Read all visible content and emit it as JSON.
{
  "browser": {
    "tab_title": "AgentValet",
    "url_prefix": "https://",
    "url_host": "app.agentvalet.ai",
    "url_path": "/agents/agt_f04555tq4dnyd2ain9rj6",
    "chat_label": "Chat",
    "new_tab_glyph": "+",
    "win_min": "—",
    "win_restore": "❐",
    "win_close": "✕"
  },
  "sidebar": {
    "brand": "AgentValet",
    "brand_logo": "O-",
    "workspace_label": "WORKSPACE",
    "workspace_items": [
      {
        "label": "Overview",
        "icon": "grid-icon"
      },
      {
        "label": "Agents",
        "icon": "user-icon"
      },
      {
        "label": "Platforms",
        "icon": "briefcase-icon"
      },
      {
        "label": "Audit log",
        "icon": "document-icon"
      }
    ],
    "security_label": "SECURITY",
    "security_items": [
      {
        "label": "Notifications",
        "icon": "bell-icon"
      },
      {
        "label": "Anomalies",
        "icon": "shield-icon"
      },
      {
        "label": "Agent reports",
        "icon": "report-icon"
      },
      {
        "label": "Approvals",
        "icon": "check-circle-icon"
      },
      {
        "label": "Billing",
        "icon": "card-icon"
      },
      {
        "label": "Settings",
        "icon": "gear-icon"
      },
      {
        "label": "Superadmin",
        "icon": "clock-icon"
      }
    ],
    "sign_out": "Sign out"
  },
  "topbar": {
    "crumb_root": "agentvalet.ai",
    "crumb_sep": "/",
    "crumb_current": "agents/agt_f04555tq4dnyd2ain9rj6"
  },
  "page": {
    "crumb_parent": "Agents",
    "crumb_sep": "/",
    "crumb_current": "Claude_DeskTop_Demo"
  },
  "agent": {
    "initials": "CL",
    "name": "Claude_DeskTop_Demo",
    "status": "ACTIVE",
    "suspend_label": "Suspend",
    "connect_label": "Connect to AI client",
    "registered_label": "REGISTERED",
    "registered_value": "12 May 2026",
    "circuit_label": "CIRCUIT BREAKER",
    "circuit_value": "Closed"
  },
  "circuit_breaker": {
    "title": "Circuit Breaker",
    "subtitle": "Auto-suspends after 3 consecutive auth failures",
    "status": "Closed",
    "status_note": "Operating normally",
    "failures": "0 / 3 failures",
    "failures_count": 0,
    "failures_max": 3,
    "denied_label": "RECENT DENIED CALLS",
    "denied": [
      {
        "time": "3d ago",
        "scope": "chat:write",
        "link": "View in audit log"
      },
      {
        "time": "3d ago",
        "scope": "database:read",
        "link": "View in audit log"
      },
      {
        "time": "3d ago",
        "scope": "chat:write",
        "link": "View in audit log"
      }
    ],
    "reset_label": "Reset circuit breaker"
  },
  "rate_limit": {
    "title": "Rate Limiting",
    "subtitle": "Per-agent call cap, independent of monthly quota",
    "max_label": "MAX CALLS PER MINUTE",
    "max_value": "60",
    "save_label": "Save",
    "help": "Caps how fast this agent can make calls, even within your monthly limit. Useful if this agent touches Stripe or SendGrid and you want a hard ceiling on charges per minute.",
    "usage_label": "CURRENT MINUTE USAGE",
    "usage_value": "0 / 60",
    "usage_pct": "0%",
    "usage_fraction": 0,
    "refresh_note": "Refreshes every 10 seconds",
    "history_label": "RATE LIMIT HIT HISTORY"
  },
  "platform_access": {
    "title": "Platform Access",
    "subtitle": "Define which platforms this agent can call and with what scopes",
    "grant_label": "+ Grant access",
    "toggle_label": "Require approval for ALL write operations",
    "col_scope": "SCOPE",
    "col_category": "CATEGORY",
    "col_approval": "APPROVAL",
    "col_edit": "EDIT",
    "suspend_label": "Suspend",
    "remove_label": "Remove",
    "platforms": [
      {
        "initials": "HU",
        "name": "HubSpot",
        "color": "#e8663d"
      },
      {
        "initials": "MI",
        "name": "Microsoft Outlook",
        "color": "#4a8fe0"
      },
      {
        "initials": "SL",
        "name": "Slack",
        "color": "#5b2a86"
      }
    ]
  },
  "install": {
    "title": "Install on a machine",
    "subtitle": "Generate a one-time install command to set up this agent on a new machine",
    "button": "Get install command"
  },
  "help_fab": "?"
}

Written task: Repeat the records above in full, character for character.

Task answer:
Read all visible content and emit it as JSON.
{
  "browser": {
    "tab_title": "AgentValet",
    "url_prefix": "https://",
    "url_host": "app.agentvalet.ai",
    "url_path": "/agents/agt_f04555tq4dnyd2ain9rj6",
    "chat_label": "Chat",
    "new_tab_glyph": "+",
    "win_min": "—",
    "win_restore": "❐",
    "win_close": "✕"
  },
  "sidebar": {
    "brand": "AgentValet",
    "brand_logo": "O-",
    "workspace_label": "WORKSPACE",
    "workspace_items": [
      {
        "label": "Overview",
        "icon": "grid-icon"
      },
      {
        "label": "Agents",
        "icon": "user-icon"
      },
      {
        "label": "Platforms",
        "icon": "briefcase-icon"
      },
      {
        "label": "Audit log",
        "icon": "document-icon"
      }
    ],
    "security_label": "SECURITY",
    "security_items": [
      {
        "label": "Notifications",
        "icon": "bell-icon"
      },
      {
        "label": "Anomalies",
        "icon": "shield-icon"
      },
      {
        "label": "Agent reports",
        "icon": "report-icon"
      },
      {
        "label": "Approvals",
        "icon": "check-circle-icon"
      },
      {
        "label": "Billing",
        "icon": "card-icon"
      },
      {
        "label": "Settings",
        "icon": "gear-icon"
      },
      {
        "label": "Superadmin",
        "icon": "clock-icon"
      }
    ],
    "sign_out": "Sign out"
  },
  "topbar": {
    "crumb_root": "agentvalet.ai",
    "crumb_sep": "/",
    "crumb_current": "agents/agt_f04555tq4dnyd2ain9rj6"
  },
  "page": {
    "crumb_parent": "Agents",
    "crumb_sep": "/",
    "crumb_current": "Claude_DeskTop_Demo"
  },
  "agent": {
    "initials": "CL",
    "name": "Claude_DeskTop_Demo",
    "status": "ACTIVE",
    "suspend_label": "Suspend",
    "connect_label": "Connect to AI client",
    "registered_label": "REGISTERED",
    "registered_value": "12 May 2026",
    "circuit_label": "CIRCUIT BREAKER",
    "circuit_value": "Closed"
  },
  "circuit_breaker": {
    "title": "Circuit Breaker",
    "subtitle": "Auto-suspends after 3 consecutive auth failures",
    "status": "Closed",
    "status_note": "Operating normally",
    "failures": "0 / 3 failures",
    "failures_count": 0,
    "failures_max": 3,
    "denied_label": "RECENT DENIED CALLS",
    "denied": [
      {
        "time": "3d ago",
        "scope": "chat:write",
        "link": "View in audit log"
      },
      {
        "time": "3d ago",
        "scope": "database:read",
        "link": "View in audit log"
      },
      {
        "time": "3d ago",
        "scope": "chat:write",
        "link": "View in audit log"
      }
    ],
    "reset_label": "Reset circuit breaker"
  },
  "rate_limit": {
    "title": "Rate Limiting",
    "subtitle": "Per-agent call cap, independent of monthly quota",
    "max_label": "MAX CALLS PER MINUTE",
    "max_value": "60",
    "save_label": "Save",
    "help": "Caps how fast this agent can make calls, even within your monthly limit. Useful if this agent touches Stripe or SendGrid and you want a hard ceiling on charges per minute.",
    "usage_label": "CURRENT MINUTE USAGE",
    "usage_value": "0 / 60",
    "usage_pct": "0%",
    "usage_fraction": 0,
    "refresh_note": "Refreshes every 10 seconds",
    "history_label": "RATE LIMIT HIT HISTORY"
  },
  "platform_access": {
    "title": "Platform Access",
    "subtitle": "Define which platforms this agent can call and with what scopes",
    "grant_label": "+ Grant access",
    "toggle_label": "Require approval for ALL write operations",
    "col_scope": "SCOPE",
    "col_category": "CATEGORY",
    "col_approval": "APPROVAL",
    "col_edit": "EDIT",
    "suspend_label": "Suspend",
    "remove_label": "Remove",
    "platforms": [
      {
        "initials": "HU",
        "name": "HubSpot",
        "color": "#e8663d"
      },
      {
        "initials": "MI",
        "name": "Microsoft Outlook",
        "color": "#4a8fe0"
      },
      {
        "initials": "SL",
        "name": "Slack",
        "color": "#5b2a86"
      }
    ]
  },
  "install": {
    "title": "Install on a machine",
    "subtitle": "Generate a one-time install command to set up this agent on a new machine",
    "button": "Get install command"
  },
  "help_fab": "?"
}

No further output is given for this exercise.